### Description of the task
Below is a set of records; restate each one word for word.

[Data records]
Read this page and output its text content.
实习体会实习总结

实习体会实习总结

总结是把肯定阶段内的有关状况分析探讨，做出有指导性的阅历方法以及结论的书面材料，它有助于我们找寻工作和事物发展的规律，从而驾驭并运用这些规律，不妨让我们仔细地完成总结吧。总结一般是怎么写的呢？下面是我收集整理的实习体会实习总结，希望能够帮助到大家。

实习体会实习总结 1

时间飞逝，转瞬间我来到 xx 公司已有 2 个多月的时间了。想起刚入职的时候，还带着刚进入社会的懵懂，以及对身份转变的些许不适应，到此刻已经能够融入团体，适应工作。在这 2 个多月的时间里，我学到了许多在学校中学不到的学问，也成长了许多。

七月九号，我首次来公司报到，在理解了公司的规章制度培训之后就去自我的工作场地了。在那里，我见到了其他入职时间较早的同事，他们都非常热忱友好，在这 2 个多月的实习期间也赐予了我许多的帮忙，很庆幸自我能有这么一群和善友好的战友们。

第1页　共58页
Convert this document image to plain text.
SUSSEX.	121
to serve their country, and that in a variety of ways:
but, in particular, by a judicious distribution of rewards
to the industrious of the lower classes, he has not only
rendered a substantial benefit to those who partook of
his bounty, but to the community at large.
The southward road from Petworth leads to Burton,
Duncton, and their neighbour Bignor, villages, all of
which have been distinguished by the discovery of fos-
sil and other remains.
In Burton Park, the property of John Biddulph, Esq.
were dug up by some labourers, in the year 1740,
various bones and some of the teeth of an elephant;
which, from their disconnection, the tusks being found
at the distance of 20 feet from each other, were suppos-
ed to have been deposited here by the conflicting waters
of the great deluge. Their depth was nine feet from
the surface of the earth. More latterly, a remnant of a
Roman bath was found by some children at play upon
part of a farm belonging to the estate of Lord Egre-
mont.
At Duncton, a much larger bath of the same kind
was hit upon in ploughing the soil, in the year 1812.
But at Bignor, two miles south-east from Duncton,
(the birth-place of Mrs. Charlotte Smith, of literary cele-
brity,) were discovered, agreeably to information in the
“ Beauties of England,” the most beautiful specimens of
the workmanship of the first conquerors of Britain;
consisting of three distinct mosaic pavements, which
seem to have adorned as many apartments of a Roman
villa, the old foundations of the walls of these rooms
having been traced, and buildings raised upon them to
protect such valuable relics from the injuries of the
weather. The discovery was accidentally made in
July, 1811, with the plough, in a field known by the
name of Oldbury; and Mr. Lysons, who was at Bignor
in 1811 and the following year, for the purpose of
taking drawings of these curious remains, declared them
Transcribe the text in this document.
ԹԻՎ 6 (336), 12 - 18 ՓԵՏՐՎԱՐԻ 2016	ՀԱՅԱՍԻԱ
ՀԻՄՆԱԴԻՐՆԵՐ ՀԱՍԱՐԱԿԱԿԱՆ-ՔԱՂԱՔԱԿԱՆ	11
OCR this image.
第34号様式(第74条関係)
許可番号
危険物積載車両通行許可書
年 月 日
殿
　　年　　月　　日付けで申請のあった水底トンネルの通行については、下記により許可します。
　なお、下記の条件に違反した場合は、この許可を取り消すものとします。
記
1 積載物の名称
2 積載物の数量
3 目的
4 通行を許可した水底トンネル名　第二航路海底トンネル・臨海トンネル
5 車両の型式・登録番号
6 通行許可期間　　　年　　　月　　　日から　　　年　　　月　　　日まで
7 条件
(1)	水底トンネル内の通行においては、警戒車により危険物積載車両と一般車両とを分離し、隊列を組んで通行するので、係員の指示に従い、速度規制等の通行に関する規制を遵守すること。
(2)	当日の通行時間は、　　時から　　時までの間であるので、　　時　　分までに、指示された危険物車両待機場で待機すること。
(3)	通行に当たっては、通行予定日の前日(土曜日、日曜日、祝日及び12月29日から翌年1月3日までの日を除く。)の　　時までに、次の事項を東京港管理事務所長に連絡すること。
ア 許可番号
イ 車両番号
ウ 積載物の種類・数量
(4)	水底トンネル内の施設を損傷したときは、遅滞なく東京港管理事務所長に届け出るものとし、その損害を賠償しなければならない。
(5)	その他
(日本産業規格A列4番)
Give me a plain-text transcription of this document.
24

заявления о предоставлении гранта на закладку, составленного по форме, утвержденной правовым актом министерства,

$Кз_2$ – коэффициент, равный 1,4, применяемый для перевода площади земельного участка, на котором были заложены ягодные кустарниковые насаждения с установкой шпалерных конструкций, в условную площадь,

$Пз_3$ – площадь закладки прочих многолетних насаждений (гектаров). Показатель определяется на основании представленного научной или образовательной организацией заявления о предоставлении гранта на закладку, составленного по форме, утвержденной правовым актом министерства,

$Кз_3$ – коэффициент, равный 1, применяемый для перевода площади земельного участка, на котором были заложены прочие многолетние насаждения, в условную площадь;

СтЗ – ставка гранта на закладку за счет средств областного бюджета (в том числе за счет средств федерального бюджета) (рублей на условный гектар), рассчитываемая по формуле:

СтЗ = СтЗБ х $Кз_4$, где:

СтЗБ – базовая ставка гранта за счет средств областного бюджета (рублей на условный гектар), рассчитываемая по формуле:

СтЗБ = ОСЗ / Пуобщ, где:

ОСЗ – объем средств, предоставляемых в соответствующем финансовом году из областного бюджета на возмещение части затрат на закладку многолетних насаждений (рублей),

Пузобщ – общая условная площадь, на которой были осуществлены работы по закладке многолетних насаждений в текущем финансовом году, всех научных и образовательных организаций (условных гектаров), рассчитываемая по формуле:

### Reply to the task
Read this page and output its text content.
实习体会实习总结

实习体会实习总结

总结是把肯定阶段内的有关状况分析探讨，做出有指导性的阅历方法以及结论的书面材料，它有助于我们找寻工作和事物发展的规律，从而驾驭并运用这些规律，不妨让我们仔细地完成总结吧。总结一般是怎么写的呢？下面是我收集整理的实习体会实习总结，希望能够帮助到大家。

实习体会实习总结 1

时间飞逝，转瞬间我来到 xx 公司已有 2 个多月的时间了。想起刚入职的时候，还带着刚进入社会的懵懂，以及对身份转变的些许不适应，到此刻已经能够融入团体，适应工作。在这 2 个多月的时间里，我学到了许多在学校中学不到的学问，也成长了许多。

七月九号，我首次来公司报到，在理解了公司的规章制度培训之后就去自我的工作场地了。在那里，我见到了其他入职时间较早的同事，他们都非常热忱友好，在这 2 个多月的实习期间也赐予了我许多的帮忙，很庆幸自我能有这么一群和善友好的战友们。

第1页　共58页
Convert this document image to plain text.
SUSSEX.	121
to serve their country, and that in a variety of ways:
but, in particular, by a judicious distribution of rewards
to the industrious of the lower classes, he has not only
rendered a substantial benefit to those who partook of
his bounty, but to the community at large.
The southward road from Petworth leads to Burton,
Duncton, and their neighbour Bignor, villages, all of
which have been distinguished by the discovery of fos-
sil and other remains.
In Burton Park, the property of John Biddulph, Esq.
were dug up by some labourers, in the year 1740,
various bones and some of the teeth of an elephant;
which, from their disconnection, the tusks being found
at the distance of 20 feet from each other, were suppos-
ed to have been deposited here by the conflicting waters
of the great deluge. Their depth was nine feet from
the surface of the earth. More latterly, a remnant of a
Roman bath was found by some children at play upon
part of a farm belonging to the estate of Lord Egre-
mont.
At Duncton, a much larger bath of the same kind
was hit upon in ploughing the soil, in the year 1812.
But at Bignor, two miles south-east from Duncton,
(the birth-place of Mrs. Charlotte Smith, of literary cele-
brity,) were discovered, agreeably to information in the
“ Beauties of England,” the most beautiful specimens of
the workmanship of the first conquerors of Britain;
consisting of three distinct mosaic pavements, which
seem to have adorned as many apartments of a Roman
villa, the old foundations of the walls of these rooms
having been traced, and buildings raised upon them to
protect such valuable relics from the injuries of the
weather. The discovery was accidentally made in
July, 1811, with the plough, in a field known by the
name of Oldbury; and Mr. Lysons, who was at Bignor
in 1811 and the following year, for the purpose of
taking drawings of these curious remains, declared them
Transcribe the text in this document.
ԹԻՎ 6 (336), 12 - 18 ՓԵՏՐՎԱՐԻ 2016	ՀԱՅԱՍԻԱ
ՀԻՄՆԱԴԻՐՆԵՐ ՀԱՍԱՐԱԿԱԿԱՆ-ՔԱՂԱՔԱԿԱՆ	11
OCR this image.
第34号様式(第74条関係)
許可番号
危険物積載車両通行許可書
年 月 日
殿
　　年　　月　　日付けで申請のあった水底トンネルの通行については、下記により許可します。
　なお、下記の条件に違反した場合は、この許可を取り消すものとします。
記
1 積載物の名称
2 積載物の数量
3 目的
4 通行を許可した水底トンネル名　第二航路海底トンネル・臨海トンネル
5 車両の型式・登録番号
6 通行許可期間　　　年　　　月　　　日から　　　年　　　月　　　日まで
7 条件
(1)	水底トンネル内の通行においては、警戒車により危険物積載車両と一般車両とを分離し、隊列を組んで通行するので、係員の指示に従い、速度規制等の通行に関する規制を遵守すること。
(2)	当日の通行時間は、　　時から　　時までの間であるので、　　時　　分までに、指示された危険物車両待機場で待機すること。
(3)	通行に当たっては、通行予定日の前日(土曜日、日曜日、祝日及び12月29日から翌年1月3日までの日を除く。)の　　時までに、次の事項を東京港管理事務所長に連絡すること。
ア 許可番号
イ 車両番号
ウ 積載物の種類・数量
(4)	水底トンネル内の施設を損傷したときは、遅滞なく東京港管理事務所長に届け出るものとし、その損害を賠償しなければならない。
(5)	その他
(日本産業規格A列4番)
Give me a plain-text transcription of this document.
24

заявления о предоставлении гранта на закладку, составленного по форме, утвержденной правовым актом министерства,

$Кз_2$ – коэффициент, равный 1,4, применяемый для перевода площади земельного участка, на котором были заложены ягодные кустарниковые насаждения с установкой шпалерных конструкций, в условную площадь,

$Пз_3$ – площадь закладки прочих многолетних насаждений (гектаров). Показатель определяется на основании представленного научной или образовательной организацией заявления о предоставлении гранта на закладку, составленного по форме, утвержденной правовым актом министерства,

$Кз_3$ – коэффициент, равный 1, применяемый для перевода площади земельного участка, на котором были заложены прочие многолетние насаждения, в условную площадь;

СтЗ – ставка гранта на закладку за счет средств областного бюджета (в том числе за счет средств федерального бюджета) (рублей на условный гектар), рассчитываемая по формуле:

СтЗ = СтЗБ х $Кз_4$, где:

СтЗБ – базовая ставка гранта за счет средств областного бюджета (рублей на условный гектар), рассчитываемая по формуле:

СтЗБ = ОСЗ / Пуобщ, где:

ОСЗ – объем средств, предоставляемых в соответствующем финансовом году из областного бюджета на возмещение части затрат на закладку многолетних насаждений (рублей),

Пузобщ – общая условная площадь, на которой были осуществлены работы по закладке многолетних насаждений в текущем финансовом году, всех научных и образовательных организаций (условных гектаров), рассчитываемая по формуле:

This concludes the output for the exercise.